## EXERCISE DETAILS
Reproduce verbatim the items between the line containing "I need the location" and the line containing "876, 541, 891]", both lines included.

Annotated element listings:
**********

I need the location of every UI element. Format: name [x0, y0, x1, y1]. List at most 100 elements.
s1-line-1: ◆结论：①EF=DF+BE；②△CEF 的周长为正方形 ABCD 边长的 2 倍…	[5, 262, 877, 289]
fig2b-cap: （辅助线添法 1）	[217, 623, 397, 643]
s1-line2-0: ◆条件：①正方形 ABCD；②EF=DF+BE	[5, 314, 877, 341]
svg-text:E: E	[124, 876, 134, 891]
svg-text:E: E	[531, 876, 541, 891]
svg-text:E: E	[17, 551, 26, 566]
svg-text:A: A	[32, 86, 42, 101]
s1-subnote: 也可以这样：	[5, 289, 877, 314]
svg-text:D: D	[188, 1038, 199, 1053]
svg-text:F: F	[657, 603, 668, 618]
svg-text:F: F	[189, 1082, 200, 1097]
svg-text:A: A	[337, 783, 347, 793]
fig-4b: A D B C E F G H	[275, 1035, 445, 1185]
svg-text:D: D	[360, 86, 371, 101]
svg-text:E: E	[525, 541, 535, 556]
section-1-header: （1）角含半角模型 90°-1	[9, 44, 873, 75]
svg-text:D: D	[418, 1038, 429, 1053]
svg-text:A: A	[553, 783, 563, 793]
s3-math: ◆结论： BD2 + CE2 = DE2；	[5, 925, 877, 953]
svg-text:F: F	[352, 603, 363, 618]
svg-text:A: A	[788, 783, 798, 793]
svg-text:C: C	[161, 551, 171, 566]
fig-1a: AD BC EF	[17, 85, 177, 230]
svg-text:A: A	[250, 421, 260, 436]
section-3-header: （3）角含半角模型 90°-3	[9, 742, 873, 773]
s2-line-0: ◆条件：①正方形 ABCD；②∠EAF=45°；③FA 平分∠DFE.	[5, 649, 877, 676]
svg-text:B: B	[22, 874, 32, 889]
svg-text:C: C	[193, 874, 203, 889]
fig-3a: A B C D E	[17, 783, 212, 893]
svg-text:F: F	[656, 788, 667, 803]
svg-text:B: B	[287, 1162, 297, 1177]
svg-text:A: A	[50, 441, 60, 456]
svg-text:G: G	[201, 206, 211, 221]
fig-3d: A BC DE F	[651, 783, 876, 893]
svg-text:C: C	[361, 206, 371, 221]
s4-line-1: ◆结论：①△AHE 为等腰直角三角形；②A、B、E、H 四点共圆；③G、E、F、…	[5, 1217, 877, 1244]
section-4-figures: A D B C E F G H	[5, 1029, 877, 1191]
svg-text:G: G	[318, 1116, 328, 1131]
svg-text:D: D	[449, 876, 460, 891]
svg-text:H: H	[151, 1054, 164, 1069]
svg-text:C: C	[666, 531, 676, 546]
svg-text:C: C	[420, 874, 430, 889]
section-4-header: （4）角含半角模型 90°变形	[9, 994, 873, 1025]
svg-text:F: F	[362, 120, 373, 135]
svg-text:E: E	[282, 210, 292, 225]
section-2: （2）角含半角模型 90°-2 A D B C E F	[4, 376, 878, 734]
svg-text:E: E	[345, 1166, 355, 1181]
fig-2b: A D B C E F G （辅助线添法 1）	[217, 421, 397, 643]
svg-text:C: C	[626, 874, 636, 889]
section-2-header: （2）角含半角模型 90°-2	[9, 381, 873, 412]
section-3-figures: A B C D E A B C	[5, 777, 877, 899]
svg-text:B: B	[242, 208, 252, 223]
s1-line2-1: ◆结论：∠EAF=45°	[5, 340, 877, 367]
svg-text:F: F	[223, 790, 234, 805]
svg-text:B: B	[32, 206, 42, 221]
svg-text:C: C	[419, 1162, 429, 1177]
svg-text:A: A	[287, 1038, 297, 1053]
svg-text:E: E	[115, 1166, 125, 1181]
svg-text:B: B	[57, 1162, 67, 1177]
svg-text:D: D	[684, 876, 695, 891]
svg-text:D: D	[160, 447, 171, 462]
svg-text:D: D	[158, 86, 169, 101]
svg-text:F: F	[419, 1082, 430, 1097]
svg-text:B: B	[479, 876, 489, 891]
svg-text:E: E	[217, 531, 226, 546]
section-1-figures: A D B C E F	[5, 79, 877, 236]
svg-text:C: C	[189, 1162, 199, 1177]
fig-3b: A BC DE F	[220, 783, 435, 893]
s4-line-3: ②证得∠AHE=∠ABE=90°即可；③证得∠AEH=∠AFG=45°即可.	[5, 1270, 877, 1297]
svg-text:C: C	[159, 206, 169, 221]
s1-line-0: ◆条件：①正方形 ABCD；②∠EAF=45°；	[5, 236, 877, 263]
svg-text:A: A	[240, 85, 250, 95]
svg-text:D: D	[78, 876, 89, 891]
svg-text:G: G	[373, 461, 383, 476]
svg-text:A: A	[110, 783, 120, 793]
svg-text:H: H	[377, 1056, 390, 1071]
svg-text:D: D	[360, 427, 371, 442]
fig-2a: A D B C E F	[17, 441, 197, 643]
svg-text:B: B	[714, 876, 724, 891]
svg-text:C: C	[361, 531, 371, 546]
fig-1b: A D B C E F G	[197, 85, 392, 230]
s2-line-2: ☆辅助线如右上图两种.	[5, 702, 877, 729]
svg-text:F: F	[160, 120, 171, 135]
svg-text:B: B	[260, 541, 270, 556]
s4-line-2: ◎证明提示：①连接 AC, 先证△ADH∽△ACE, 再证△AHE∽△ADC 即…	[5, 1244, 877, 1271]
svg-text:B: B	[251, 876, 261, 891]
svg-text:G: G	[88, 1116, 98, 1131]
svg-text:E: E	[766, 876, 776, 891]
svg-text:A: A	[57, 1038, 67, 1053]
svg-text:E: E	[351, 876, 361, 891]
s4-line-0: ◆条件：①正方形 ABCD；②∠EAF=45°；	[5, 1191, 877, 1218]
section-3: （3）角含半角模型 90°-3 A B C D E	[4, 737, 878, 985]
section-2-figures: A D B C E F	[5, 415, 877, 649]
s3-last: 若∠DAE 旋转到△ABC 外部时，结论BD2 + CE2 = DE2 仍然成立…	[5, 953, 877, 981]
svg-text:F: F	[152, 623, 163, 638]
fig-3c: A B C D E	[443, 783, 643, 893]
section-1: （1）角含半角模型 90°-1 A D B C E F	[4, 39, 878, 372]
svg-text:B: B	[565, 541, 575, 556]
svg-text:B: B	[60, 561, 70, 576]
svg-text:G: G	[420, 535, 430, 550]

**********

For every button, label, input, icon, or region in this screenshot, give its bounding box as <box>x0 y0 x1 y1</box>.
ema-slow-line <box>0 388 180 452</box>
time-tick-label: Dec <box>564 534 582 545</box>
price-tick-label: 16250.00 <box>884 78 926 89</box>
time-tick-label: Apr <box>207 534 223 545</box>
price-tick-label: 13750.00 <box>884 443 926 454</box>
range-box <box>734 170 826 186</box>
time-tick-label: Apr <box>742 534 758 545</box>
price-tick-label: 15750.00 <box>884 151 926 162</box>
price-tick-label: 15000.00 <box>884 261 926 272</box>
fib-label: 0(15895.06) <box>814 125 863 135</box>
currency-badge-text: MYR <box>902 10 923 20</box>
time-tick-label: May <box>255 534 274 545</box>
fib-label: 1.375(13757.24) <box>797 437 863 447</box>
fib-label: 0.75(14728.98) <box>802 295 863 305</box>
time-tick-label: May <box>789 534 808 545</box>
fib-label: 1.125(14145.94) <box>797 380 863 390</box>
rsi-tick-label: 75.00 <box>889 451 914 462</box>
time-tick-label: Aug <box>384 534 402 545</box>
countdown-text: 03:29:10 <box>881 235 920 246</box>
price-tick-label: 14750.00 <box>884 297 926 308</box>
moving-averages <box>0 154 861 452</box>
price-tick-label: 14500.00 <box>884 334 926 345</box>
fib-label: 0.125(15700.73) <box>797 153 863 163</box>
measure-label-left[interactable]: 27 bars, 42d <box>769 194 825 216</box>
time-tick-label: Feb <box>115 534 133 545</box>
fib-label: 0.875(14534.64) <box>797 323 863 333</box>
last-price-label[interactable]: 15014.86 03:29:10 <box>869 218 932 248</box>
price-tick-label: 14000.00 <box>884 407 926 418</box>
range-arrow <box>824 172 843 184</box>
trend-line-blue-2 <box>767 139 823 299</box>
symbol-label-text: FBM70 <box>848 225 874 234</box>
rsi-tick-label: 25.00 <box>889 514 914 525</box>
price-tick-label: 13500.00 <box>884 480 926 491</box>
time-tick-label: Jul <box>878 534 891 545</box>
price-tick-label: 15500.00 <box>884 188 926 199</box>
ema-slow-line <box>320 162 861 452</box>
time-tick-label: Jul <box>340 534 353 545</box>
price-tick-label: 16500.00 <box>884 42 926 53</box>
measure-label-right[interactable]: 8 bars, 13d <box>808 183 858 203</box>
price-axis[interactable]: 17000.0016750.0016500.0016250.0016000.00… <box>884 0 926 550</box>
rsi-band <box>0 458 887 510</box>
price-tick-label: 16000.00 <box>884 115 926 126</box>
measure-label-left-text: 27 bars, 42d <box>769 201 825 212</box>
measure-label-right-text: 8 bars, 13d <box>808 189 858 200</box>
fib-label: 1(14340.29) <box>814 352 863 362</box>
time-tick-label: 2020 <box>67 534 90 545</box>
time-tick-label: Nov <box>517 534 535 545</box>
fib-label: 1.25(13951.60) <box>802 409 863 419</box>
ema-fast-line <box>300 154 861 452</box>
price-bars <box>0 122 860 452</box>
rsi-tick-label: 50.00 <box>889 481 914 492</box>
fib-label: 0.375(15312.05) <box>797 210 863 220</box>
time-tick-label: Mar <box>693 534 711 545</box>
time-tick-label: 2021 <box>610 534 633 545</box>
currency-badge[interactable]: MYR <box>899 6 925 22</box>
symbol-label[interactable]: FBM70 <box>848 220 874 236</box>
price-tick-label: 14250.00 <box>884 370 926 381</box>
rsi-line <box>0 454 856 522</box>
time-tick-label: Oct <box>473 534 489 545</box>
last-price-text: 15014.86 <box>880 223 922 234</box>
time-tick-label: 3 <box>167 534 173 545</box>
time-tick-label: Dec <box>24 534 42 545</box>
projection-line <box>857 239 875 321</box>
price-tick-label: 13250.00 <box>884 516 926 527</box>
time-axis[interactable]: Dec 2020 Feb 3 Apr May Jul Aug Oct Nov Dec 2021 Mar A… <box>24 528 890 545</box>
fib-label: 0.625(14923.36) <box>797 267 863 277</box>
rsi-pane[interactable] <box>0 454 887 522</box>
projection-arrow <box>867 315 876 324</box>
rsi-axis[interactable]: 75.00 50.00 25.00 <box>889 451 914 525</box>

**********

## REPLY
I need the location of every UI element. Format: name [x0, y0, x1, y1]. List at most 100 elements.
s1-line-1: ◆结论：①EF=DF+BE；②△CEF 的周长为正方形 ABCD 边长的 2 倍…	[5, 262, 877, 289]
fig2b-cap: （辅助线添法 1）	[217, 623, 397, 643]
s1-line2-0: ◆条件：①正方形 ABCD；②EF=DF+BE	[5, 314, 877, 341]
svg-text:E: E	[124, 876, 134, 891]
svg-text:E: E	[531, 876, 541, 891]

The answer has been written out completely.